▶ BRIEF: Report, word for word, every line of the material that contains "time".

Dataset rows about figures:
----------------------------------------
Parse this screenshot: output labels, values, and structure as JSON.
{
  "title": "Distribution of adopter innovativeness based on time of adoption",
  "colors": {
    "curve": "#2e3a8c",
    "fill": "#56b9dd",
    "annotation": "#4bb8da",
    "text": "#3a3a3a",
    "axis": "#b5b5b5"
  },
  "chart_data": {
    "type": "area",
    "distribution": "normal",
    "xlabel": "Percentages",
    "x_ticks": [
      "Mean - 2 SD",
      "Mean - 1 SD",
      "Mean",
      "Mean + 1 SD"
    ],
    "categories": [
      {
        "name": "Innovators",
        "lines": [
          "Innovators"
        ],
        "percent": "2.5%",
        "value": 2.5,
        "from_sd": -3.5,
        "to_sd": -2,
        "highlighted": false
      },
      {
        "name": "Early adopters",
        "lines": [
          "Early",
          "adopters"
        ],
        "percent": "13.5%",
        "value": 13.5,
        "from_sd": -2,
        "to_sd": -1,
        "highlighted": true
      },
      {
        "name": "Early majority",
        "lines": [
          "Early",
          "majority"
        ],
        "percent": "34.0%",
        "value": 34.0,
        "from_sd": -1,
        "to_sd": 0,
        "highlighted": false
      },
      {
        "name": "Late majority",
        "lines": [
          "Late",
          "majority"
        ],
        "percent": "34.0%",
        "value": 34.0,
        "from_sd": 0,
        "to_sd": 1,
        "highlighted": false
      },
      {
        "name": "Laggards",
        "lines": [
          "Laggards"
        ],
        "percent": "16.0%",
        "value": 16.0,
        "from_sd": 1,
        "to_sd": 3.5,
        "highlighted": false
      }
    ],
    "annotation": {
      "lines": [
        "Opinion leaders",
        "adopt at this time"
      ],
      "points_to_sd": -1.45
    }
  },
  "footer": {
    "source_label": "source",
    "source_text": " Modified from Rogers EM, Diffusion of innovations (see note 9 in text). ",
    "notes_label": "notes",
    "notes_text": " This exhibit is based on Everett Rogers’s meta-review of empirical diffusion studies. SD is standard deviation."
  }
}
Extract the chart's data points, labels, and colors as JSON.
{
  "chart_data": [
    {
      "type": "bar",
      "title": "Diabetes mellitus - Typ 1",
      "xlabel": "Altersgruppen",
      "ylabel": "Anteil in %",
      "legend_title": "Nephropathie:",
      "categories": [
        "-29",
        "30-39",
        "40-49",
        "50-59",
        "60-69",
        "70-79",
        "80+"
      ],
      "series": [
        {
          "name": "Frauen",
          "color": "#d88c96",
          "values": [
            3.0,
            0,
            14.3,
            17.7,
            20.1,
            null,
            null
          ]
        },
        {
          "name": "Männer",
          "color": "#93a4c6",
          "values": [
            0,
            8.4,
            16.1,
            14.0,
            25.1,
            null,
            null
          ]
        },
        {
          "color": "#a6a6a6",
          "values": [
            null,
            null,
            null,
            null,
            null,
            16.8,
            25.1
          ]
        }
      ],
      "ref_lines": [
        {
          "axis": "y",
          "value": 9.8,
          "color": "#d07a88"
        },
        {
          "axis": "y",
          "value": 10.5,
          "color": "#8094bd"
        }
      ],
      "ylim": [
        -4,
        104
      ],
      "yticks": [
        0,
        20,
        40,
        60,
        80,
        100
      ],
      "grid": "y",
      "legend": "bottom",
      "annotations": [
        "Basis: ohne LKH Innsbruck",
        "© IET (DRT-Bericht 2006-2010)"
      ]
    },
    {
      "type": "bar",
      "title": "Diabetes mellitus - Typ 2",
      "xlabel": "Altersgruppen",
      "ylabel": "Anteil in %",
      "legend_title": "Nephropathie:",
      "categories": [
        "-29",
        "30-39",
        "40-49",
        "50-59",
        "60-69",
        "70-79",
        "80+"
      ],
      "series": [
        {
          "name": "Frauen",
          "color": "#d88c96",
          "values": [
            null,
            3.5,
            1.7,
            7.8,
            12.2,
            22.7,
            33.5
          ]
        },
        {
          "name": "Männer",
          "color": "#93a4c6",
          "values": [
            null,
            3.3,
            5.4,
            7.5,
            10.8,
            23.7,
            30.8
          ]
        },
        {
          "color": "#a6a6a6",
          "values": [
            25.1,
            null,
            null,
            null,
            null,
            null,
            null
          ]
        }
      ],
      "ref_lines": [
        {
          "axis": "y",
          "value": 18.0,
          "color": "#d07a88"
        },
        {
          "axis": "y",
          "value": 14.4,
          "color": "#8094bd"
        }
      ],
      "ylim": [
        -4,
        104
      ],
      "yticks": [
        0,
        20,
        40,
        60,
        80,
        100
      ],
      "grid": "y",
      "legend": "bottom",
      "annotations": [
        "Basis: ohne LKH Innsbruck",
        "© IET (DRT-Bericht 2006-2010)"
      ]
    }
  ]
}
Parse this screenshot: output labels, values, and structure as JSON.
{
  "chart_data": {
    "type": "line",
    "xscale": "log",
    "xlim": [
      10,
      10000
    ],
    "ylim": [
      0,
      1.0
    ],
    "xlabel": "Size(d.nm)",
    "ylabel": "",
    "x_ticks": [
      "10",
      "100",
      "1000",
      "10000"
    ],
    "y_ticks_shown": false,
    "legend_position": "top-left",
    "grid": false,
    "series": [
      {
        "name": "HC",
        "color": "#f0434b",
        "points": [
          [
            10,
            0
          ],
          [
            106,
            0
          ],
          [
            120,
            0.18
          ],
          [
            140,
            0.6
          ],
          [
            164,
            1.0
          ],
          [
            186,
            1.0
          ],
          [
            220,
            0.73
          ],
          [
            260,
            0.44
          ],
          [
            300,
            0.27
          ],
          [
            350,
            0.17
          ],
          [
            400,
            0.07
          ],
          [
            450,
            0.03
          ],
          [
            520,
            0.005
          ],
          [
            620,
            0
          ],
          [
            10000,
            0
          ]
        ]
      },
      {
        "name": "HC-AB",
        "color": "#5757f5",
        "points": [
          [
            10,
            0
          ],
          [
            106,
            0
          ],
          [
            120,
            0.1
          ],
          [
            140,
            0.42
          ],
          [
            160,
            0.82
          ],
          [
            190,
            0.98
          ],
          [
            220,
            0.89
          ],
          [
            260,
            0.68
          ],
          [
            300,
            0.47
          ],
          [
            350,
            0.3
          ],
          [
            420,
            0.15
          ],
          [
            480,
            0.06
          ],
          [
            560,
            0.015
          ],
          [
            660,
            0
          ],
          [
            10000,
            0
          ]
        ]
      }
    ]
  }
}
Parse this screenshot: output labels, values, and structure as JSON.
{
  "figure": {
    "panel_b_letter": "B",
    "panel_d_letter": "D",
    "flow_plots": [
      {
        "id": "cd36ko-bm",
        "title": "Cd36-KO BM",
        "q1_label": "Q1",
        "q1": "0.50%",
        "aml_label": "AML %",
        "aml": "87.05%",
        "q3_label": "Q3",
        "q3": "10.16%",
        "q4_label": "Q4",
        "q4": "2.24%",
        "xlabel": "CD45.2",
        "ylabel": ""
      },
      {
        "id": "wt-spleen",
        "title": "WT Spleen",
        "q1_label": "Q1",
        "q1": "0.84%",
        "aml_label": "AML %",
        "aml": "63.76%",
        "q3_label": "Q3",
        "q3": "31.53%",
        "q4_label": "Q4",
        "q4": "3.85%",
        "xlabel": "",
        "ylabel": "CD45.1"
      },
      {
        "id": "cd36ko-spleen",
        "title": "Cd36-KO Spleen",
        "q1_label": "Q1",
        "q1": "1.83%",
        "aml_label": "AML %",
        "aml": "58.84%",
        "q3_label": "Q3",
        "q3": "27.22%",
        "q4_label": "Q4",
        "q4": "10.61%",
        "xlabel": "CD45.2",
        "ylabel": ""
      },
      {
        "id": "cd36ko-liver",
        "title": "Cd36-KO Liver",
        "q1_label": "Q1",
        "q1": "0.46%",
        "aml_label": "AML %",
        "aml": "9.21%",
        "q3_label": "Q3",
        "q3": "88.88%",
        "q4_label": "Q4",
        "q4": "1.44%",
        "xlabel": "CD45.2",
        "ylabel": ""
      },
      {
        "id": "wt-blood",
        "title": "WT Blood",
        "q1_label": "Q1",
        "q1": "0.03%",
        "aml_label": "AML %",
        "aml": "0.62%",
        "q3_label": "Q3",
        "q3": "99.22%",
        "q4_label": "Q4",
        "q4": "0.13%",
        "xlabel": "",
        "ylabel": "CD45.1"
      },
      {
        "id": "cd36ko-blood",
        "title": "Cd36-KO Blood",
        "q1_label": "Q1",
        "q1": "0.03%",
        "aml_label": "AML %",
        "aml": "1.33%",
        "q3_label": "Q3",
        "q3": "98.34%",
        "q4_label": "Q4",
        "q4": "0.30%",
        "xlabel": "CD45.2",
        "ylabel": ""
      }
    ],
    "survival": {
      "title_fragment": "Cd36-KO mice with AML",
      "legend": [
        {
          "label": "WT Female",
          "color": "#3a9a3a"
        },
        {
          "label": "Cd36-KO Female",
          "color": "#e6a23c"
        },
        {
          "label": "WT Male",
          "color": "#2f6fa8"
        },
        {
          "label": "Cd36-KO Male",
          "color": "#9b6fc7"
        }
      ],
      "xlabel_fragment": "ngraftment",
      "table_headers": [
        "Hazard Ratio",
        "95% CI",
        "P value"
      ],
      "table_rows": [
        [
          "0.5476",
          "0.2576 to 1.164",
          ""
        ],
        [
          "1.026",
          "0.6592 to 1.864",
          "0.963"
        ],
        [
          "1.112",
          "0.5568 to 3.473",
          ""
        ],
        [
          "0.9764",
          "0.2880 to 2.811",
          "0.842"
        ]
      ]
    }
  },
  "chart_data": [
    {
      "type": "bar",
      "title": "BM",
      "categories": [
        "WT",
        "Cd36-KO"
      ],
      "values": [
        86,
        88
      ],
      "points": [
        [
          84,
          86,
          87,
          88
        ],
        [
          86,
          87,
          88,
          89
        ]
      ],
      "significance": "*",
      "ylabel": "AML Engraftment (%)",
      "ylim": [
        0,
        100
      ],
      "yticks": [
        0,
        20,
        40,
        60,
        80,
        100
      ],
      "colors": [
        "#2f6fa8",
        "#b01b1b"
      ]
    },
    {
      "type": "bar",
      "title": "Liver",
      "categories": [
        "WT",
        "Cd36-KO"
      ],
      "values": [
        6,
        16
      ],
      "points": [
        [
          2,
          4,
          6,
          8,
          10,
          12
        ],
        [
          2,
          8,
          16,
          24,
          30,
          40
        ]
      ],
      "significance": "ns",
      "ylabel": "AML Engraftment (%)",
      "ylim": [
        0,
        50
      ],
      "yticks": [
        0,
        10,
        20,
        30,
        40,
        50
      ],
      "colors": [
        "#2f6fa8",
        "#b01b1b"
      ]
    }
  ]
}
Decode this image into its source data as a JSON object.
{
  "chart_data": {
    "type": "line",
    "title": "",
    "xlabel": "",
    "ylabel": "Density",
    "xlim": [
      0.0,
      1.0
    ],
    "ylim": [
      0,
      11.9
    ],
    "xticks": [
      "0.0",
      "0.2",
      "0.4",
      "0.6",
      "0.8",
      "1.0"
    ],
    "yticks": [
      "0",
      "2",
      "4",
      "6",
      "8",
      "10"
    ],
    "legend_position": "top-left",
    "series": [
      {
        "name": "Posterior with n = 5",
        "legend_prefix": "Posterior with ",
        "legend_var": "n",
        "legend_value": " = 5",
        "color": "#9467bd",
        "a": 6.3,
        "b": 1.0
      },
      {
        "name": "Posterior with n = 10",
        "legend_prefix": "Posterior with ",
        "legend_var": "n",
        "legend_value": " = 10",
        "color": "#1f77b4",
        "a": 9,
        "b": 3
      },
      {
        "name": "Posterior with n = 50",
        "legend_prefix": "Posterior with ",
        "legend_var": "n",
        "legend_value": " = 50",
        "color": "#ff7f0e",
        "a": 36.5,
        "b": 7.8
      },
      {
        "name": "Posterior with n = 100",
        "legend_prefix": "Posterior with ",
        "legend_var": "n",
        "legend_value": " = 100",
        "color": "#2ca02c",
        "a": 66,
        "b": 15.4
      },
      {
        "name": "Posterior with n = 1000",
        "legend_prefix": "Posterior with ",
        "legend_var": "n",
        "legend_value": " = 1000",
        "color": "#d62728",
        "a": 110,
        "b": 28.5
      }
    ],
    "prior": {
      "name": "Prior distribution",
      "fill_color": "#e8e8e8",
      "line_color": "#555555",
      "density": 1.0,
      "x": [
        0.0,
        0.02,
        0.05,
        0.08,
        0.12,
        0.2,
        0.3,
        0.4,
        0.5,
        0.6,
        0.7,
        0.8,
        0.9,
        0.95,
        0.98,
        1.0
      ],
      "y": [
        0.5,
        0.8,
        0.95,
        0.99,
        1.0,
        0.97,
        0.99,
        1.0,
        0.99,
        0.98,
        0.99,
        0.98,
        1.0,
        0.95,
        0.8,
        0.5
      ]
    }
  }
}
----------------------------------------
▶ FINISHED ANSWER:
  "title": "Distribution of adopter innovativeness based on time of adoption",
        "adopt at this time"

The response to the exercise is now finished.